[GIVEN DATA]
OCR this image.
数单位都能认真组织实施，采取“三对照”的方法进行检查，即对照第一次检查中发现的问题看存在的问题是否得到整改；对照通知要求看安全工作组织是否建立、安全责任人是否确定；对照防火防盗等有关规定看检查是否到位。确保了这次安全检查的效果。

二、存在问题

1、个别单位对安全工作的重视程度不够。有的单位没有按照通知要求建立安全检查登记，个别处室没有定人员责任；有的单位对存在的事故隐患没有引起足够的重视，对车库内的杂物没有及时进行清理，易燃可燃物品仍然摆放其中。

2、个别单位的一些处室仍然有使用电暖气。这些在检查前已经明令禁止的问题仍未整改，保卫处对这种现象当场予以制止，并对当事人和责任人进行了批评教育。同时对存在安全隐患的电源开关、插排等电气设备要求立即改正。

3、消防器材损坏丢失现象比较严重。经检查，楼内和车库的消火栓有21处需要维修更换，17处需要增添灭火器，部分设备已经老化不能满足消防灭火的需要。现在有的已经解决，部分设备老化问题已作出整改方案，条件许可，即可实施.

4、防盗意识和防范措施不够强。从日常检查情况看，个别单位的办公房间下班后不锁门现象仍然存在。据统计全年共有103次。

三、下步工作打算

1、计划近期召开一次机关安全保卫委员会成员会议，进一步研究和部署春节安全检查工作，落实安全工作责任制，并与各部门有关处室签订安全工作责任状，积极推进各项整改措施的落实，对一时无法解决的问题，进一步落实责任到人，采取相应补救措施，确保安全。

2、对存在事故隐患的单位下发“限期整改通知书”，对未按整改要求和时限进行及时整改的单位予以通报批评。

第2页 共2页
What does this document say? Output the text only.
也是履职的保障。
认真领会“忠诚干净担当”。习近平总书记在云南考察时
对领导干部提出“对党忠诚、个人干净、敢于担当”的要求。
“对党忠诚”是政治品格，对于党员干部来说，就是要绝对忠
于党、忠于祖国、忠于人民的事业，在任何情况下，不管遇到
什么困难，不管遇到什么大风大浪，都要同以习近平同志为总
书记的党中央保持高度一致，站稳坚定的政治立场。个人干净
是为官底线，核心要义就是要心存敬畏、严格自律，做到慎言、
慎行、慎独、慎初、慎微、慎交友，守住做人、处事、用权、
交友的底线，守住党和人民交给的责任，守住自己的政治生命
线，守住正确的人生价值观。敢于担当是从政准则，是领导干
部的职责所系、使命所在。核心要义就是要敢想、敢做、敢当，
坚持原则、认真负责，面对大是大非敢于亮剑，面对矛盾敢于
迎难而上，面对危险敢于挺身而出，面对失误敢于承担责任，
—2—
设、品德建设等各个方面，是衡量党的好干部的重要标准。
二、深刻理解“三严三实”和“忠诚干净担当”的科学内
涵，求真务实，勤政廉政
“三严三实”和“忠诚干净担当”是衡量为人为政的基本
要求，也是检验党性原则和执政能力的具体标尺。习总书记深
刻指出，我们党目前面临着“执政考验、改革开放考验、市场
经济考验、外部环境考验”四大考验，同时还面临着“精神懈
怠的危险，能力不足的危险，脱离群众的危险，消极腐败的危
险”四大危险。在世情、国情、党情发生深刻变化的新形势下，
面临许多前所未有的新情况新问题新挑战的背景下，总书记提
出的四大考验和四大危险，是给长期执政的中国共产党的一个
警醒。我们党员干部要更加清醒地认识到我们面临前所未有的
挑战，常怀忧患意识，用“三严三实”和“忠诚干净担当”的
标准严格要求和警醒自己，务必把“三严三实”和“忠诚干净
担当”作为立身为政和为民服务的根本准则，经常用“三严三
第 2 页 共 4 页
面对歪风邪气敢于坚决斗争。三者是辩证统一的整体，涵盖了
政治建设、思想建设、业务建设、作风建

[WRITTEN EXERCISE] Quote all the records. Keep every word exact.

[FINISHED EXERCISE]
OCR this image.
数单位都能认真组织实施，采取“三对照”的方法进行检查，即对照第一次检查中发现的问题看存在的问题是否得到整改；对照通知要求看安全工作组织是否建立、安全责任人是否确定；对照防火防盗等有关规定看检查是否到位。确保了这次安全检查的效果。

二、存在问题

1、个别单位对安全工作的重视程度不够。有的单位没有按照通知要求建立安全检查登记，个别处室没有定人员责任；有的单位对存在的事故隐患没有引起足够的重视，对车库内的杂物没有及时进行清理，易燃可燃物品仍然摆放其中。

2、个别单位的一些处室仍然有使用电暖气。这些在检查前已经明令禁止的问题仍未整改，保卫处对这种现象当场予以制止，并对当事人和责任人进行了批评教育。同时对存在安全隐患的电源开关、插排等电气设备要求立即改正。

3、消防器材损坏丢失现象比较严重。经检查，楼内和车库的消火栓有21处需要维修更换，17处需要增添灭火器，部分设备已经老化不能满足消防灭火的需要。现在有的已经解决，部分设备老化问题已作出整改方案，条件许可，即可实施.

4、防盗意识和防范措施不够强。从日常检查情况看，个别单位的办公房间下班后不锁门现象仍然存在。据统计全年共有103次。

三、下步工作打算

1、计划近期召开一次机关安全保卫委员会成员会议，进一步研究和部署春节安全检查工作，落实安全工作责任制，并与各部门有关处室签订安全工作责任状，积极推进各项整改措施的落实，对一时无法解决的问题，进一步落实责任到人，采取相应补救措施，确保安全。

2、对存在事故隐患的单位下发“限期整改通知书”，对未按整改要求和时限进行及时整改的单位予以通报批评。

第2页 共2页
What does this document say? Output the text only.
也是履职的保障。
认真领会“忠诚干净担当”。习近平总书记在云南考察时
对领导干部提出“对党忠诚、个人干净、敢于担当”的要求。
“对党忠诚”是政治品格，对于党员干部来说，就是要绝对忠
于党、忠于祖国、忠于人民的事业，在任何情况下，不管遇到
什么困难，不管遇到什么大风大浪，都要同以习近平同志为总
书记的党中央保持高度一致，站稳坚定的政治立场。个人干净
是为官底线，核心要义就是要心存敬畏、严格自律，做到慎言、
慎行、慎独、慎初、慎微、慎交友，守住做人、处事、用权、
交友的底线，守住党和人民交给的责任，守住自己的政治生命
线，守住正确的人生价值观。敢于担当是从政准则，是领导干
部的职责所系、使命所在。核心要义就是要敢想、敢做、敢当，
坚持原则、认真负责，面对大是大非敢于亮剑，面对矛盾敢于
迎难而上，面对危险敢于挺身而出，面对失误敢于承担责任，
—2—
设、品德建设等各个方面，是衡量党的好干部的重要标准。
二、深刻理解“三严三实”和“忠诚干净担当”的科学内
涵，求真务实，勤政廉政
“三严三实”和“忠诚干净担当”是衡量为人为政的基本
要求，也是检验党性原则和执政能力的具体标尺。习总书记深
刻指出，我们党目前面临着“执政考验、改革开放考验、市场
经济考验、外部环境考验”四大考验，同时还面临着“精神懈
怠的危险，能力不足的危险，脱离群众的危险，消极腐败的危
险”四大危险。在世情、国情、党情发生深刻变化的新形势下，
面临许多前所未有的新情况新问题新挑战的背景下，总书记提
出的四大考验和四大危险，是给长期执政的中国共产党的一个
警醒。我们党员干部要更加清醒地认识到我们面临前所未有的
挑战，常怀忧患意识，用“三严三实”和“忠诚干净担当”的
标准严格要求和警醒自己，务必把“三严三实”和“忠诚干净
担当”作为立身为政和为民服务的根本准则，经常用“三严三
第 2 页 共 4 页
面对歪风邪气敢于坚决斗争。三者是辩证统一的整体，涵盖了
政治建设、思想建设、业务建设、作风建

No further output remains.